**Instruction**
Look through the records that follow. Copy every line containing the word "JSON".

[Stored entries]
======
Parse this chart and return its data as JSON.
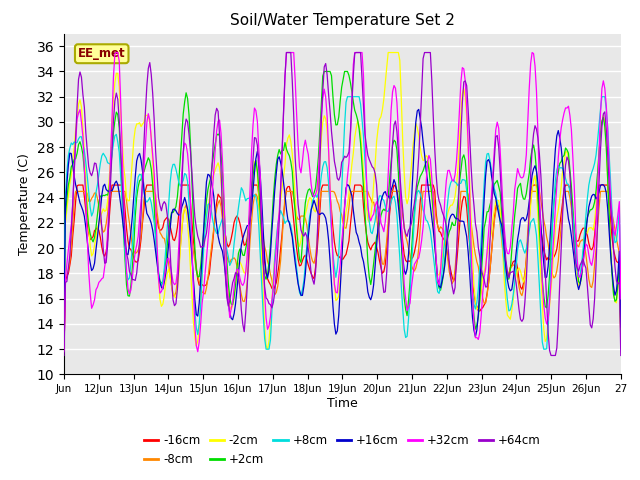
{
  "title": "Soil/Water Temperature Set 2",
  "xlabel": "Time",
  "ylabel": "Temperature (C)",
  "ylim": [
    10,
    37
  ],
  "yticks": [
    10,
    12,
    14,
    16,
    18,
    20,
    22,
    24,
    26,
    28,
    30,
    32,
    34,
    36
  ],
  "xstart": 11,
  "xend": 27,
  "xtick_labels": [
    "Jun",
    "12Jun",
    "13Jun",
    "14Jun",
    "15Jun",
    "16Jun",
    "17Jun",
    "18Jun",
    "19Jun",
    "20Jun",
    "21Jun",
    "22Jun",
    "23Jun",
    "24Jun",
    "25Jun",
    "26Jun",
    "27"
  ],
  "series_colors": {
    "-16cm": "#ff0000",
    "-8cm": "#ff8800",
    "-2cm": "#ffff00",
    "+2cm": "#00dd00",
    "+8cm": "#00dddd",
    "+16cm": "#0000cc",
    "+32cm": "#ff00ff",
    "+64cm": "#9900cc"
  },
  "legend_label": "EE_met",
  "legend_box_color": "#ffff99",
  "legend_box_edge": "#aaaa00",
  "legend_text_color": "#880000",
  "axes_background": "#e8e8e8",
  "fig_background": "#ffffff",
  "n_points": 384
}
======
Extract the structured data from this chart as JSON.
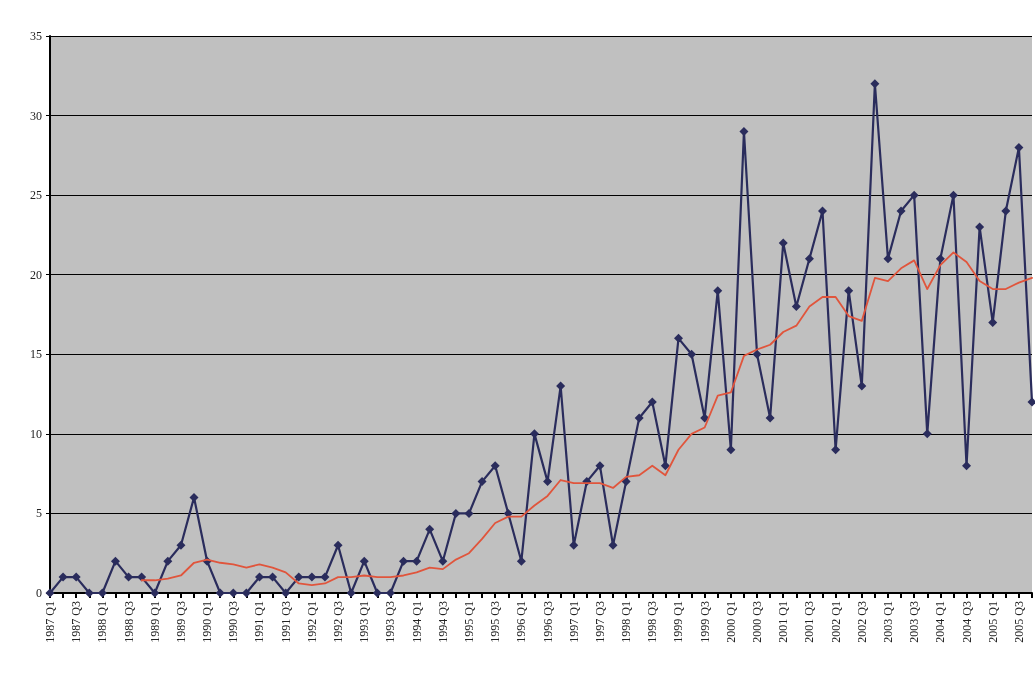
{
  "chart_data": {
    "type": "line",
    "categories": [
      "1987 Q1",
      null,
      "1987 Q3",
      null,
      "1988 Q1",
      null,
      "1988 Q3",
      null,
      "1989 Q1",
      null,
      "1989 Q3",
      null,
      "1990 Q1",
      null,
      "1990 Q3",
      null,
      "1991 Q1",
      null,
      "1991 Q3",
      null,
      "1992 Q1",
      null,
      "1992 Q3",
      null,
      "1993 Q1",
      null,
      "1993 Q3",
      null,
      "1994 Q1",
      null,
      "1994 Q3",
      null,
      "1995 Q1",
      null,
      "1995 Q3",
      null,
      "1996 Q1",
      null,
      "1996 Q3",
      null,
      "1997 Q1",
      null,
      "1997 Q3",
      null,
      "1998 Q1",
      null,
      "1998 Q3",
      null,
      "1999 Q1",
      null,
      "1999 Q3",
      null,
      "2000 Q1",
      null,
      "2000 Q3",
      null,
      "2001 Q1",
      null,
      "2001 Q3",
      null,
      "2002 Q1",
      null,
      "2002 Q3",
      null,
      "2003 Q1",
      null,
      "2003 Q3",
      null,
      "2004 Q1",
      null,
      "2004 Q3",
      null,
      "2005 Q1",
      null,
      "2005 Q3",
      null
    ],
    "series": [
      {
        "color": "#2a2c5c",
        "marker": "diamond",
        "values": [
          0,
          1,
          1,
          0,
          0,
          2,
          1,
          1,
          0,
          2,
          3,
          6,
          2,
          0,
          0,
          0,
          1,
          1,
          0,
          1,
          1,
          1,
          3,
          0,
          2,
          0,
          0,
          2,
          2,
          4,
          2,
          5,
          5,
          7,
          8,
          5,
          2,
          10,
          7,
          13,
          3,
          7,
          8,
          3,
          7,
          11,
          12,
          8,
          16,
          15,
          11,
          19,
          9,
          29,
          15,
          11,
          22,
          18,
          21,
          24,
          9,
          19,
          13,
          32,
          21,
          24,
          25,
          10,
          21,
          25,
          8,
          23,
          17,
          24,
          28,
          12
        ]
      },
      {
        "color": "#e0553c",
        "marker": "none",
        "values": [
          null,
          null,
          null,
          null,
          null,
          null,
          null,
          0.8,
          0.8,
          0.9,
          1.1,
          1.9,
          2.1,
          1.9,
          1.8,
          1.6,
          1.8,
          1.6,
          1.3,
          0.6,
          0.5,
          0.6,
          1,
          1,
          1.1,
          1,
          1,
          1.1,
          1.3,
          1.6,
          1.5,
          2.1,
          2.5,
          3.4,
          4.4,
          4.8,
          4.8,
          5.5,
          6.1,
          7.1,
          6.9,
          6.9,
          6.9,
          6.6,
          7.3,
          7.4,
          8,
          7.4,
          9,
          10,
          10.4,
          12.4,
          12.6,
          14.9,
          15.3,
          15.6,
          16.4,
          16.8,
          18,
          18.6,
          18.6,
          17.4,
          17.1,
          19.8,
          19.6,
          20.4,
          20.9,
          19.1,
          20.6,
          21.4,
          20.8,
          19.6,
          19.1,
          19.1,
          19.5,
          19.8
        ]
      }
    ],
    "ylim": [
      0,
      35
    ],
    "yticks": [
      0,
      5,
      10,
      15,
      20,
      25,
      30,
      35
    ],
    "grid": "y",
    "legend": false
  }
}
======
**Task response**
Parse this chart and return its data as JSON.
Extract the structured data from this chart as JSON.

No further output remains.